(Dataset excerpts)

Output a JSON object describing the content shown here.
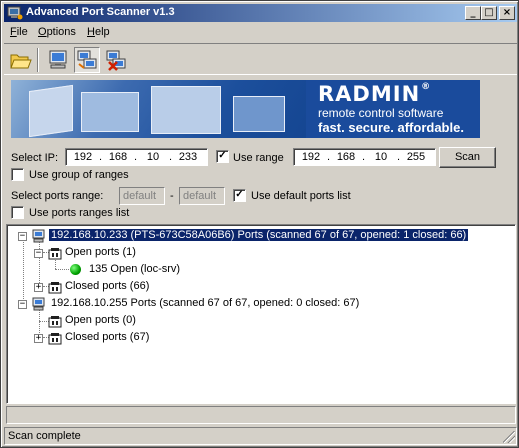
{
  "window": {
    "title": "Advanced Port Scanner v1.3",
    "minimize": "_",
    "maximize": "□",
    "close": "×"
  },
  "menu": [
    {
      "underlined": "F",
      "rest": "ile"
    },
    {
      "underlined": "O",
      "rest": "ptions"
    },
    {
      "underlined": "H",
      "rest": "elp"
    }
  ],
  "toolbar": {
    "items": [
      "open-folder-icon",
      "scan-computer-icon",
      "scan-network-icon",
      "stop-scan-icon"
    ],
    "pressed": "scan-network-icon"
  },
  "banner": {
    "brand": "RADMIN",
    "registered": "®",
    "line1": "remote control software",
    "line2": "fast. secure. affordable."
  },
  "form": {
    "select_ip_label": "Select IP:",
    "ip_from": [
      "192",
      "168",
      "10",
      "233"
    ],
    "ip_dot": ".",
    "use_range_checked": true,
    "use_range_label": "Use range",
    "ip_to": [
      "192",
      "168",
      "10",
      "255"
    ],
    "scan_button": "Scan",
    "use_group_checked": false,
    "use_group_label": "Use group of ranges",
    "select_ports_label": "Select ports range:",
    "port_from_placeholder": "default",
    "port_dash": "-",
    "port_to_placeholder": "default",
    "use_default_ports_checked": true,
    "use_default_ports_label": "Use default ports list",
    "use_ports_ranges_checked": false,
    "use_ports_ranges_label": "Use ports ranges list",
    "check_mark": "✓"
  },
  "tree": {
    "hosts": [
      {
        "label": "192.168.10.233  (PTS-673C58A06B6)     Ports (scanned 67 of 67, opened: 1 closed: 66)",
        "selected": true,
        "expanded": true,
        "open_ports": {
          "label": "Open ports (1)",
          "expanded": true,
          "children": [
            {
              "label": "135 Open (loc-srv)"
            }
          ]
        },
        "closed_ports": {
          "label": "Closed ports (66)",
          "expanded": false
        }
      },
      {
        "label": "192.168.10.255     Ports (scanned 67 of 67, opened: 0 closed: 67)",
        "selected": false,
        "expanded": true,
        "open_ports": {
          "label": "Open ports (0)",
          "expanded": false,
          "children": []
        },
        "closed_ports": {
          "label": "Closed ports (67)",
          "expanded": false
        }
      }
    ],
    "expanded_glyph": "−",
    "collapsed_glyph": "+"
  },
  "status": {
    "text": "Scan complete"
  },
  "colors": {
    "titlebar_start": "#0a246a",
    "titlebar_end": "#a6caf0",
    "banner_blue": "#1a4b9c",
    "selection": "#0a246a",
    "open_port_green": "#00a000"
  }
}
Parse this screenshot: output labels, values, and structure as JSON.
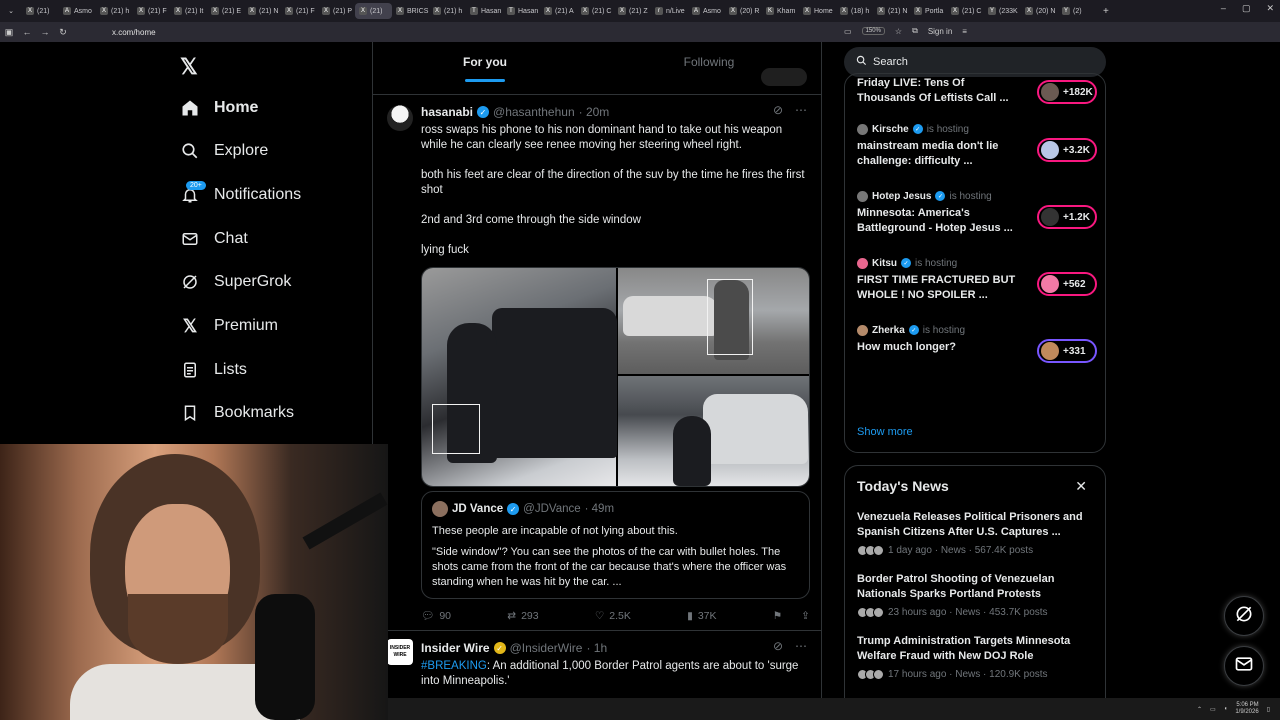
{
  "browser": {
    "tabs": [
      {
        "label": "(21)",
        "fav": "X"
      },
      {
        "label": "Asmo",
        "fav": "A"
      },
      {
        "label": "(21) h",
        "fav": "X"
      },
      {
        "label": "(21) F",
        "fav": "X"
      },
      {
        "label": "(21) It",
        "fav": "X"
      },
      {
        "label": "(21) E",
        "fav": "X"
      },
      {
        "label": "(21) N",
        "fav": "X"
      },
      {
        "label": "(21) F",
        "fav": "X"
      },
      {
        "label": "(21) P",
        "fav": "X"
      },
      {
        "label": "(21)",
        "fav": "X"
      },
      {
        "label": "BRICS",
        "fav": "X"
      },
      {
        "label": "(21) h",
        "fav": "X"
      },
      {
        "label": "Hasan",
        "fav": "T"
      },
      {
        "label": "Hasan",
        "fav": "T"
      },
      {
        "label": "(21) A",
        "fav": "X"
      },
      {
        "label": "(21) C",
        "fav": "X"
      },
      {
        "label": "(21) Z",
        "fav": "X"
      },
      {
        "label": "n/Live",
        "fav": "r"
      },
      {
        "label": "Asmo",
        "fav": "A"
      },
      {
        "label": "(20) R",
        "fav": "X"
      },
      {
        "label": "Kham",
        "fav": "K"
      },
      {
        "label": "Home",
        "fav": "X"
      },
      {
        "label": "(18) h",
        "fav": "X"
      },
      {
        "label": "(21) N",
        "fav": "X"
      },
      {
        "label": "Portla",
        "fav": "X"
      },
      {
        "label": "(21) C",
        "fav": "X"
      },
      {
        "label": "(233K",
        "fav": "Y"
      },
      {
        "label": "(20) N",
        "fav": "X"
      },
      {
        "label": "(2)",
        "fav": "Y"
      }
    ],
    "url": "x.com/home",
    "zoom": "150%",
    "sign_in": "Sign in"
  },
  "sidebar": {
    "items": [
      {
        "label": "Home",
        "icon": "home-icon"
      },
      {
        "label": "Explore",
        "icon": "search-icon"
      },
      {
        "label": "Notifications",
        "icon": "bell-icon",
        "badge": "20+"
      },
      {
        "label": "Chat",
        "icon": "mail-icon"
      },
      {
        "label": "SuperGrok",
        "icon": "grok-icon"
      },
      {
        "label": "Premium",
        "icon": "x-icon"
      },
      {
        "label": "Lists",
        "icon": "list-icon"
      },
      {
        "label": "Bookmarks",
        "icon": "bookmark-icon"
      }
    ]
  },
  "feed": {
    "tabs": [
      "For you",
      "Following"
    ],
    "tweet1": {
      "name": "hasanabi",
      "handle": "@hasanthehun",
      "time": "· 20m",
      "paragraphs": [
        "ross swaps his phone to his non dominant hand to take out his weapon while he can clearly see renee moving her steering wheel right.",
        "both his feet are clear of the direction of the suv by the time he fires the first shot",
        "2nd and 3rd come through the side window",
        "lying fuck"
      ],
      "quote": {
        "name": "JD Vance",
        "handle": "@JDVance",
        "time": "· 49m",
        "p1": "These people are incapable of not lying about this.",
        "p2": "\"Side window\"? You can see the photos of the car with bullet holes. The shots came from the front of the car because that's where the officer was standing when he was hit by the car. ..."
      },
      "stats": {
        "replies": "90",
        "reposts": "293",
        "likes": "2.5K",
        "views": "37K"
      }
    },
    "tweet2": {
      "name": "Insider Wire",
      "handle": "@InsiderWire",
      "time": "· 1h",
      "avatar_text": "INSIDER WIRE",
      "hashtag": "#BREAKING",
      "text": ": An additional 1,000 Border Patrol agents are about to 'surge into Minneapolis.'"
    }
  },
  "right": {
    "search_placeholder": "Search",
    "live": [
      {
        "host": "",
        "status": "",
        "title": "Friday LIVE: Tens Of Thousands Of Leftists Call ...",
        "count": "+182K",
        "pill": "pink"
      },
      {
        "host": "Kirsche",
        "status": "is hosting",
        "title": "mainstream media don't lie challenge: difficulty ...",
        "count": "+3.2K",
        "pill": "pink"
      },
      {
        "host": "Hotep Jesus",
        "status": "is hosting",
        "title": "Minnesota: America's Battleground - Hotep Jesus ...",
        "count": "+1.2K",
        "pill": "pink"
      },
      {
        "host": "Kitsu",
        "status": "is hosting",
        "title": "FIRST TIME FRACTURED BUT WHOLE ! NO SPOILER ...",
        "count": "+562",
        "pill": "pink"
      },
      {
        "host": "Zherka",
        "status": "is hosting",
        "title": "How much longer?",
        "count": "+331",
        "pill": "blue"
      }
    ],
    "show_more": "Show more",
    "news_title": "Today's News",
    "news": [
      {
        "title": "Venezuela Releases Political Prisoners and Spanish Citizens After U.S. Captures ...",
        "meta": "1 day ago · News · 567.4K posts"
      },
      {
        "title": "Border Patrol Shooting of Venezuelan Nationals Sparks Portland Protests",
        "meta": "23 hours ago · News · 453.7K posts"
      },
      {
        "title": "Trump Administration Targets Minnesota Welfare Fraud with New DOJ Role",
        "meta": "17 hours ago · News · 120.9K posts"
      }
    ]
  },
  "taskbar": {
    "time": "5:06 PM",
    "date": "1/9/2026"
  },
  "colors": {
    "accent": "#1d9bf0",
    "live_pill": "#f91880",
    "bg": "#000000"
  }
}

* Set task *
Which lines hold the word "right"? Return all of them from the records above.

* Full solution *
        "ross swaps his phone to his non dominant hand to take out his weapon while he can clearly see renee moving her steering wheel right.",
  "right": {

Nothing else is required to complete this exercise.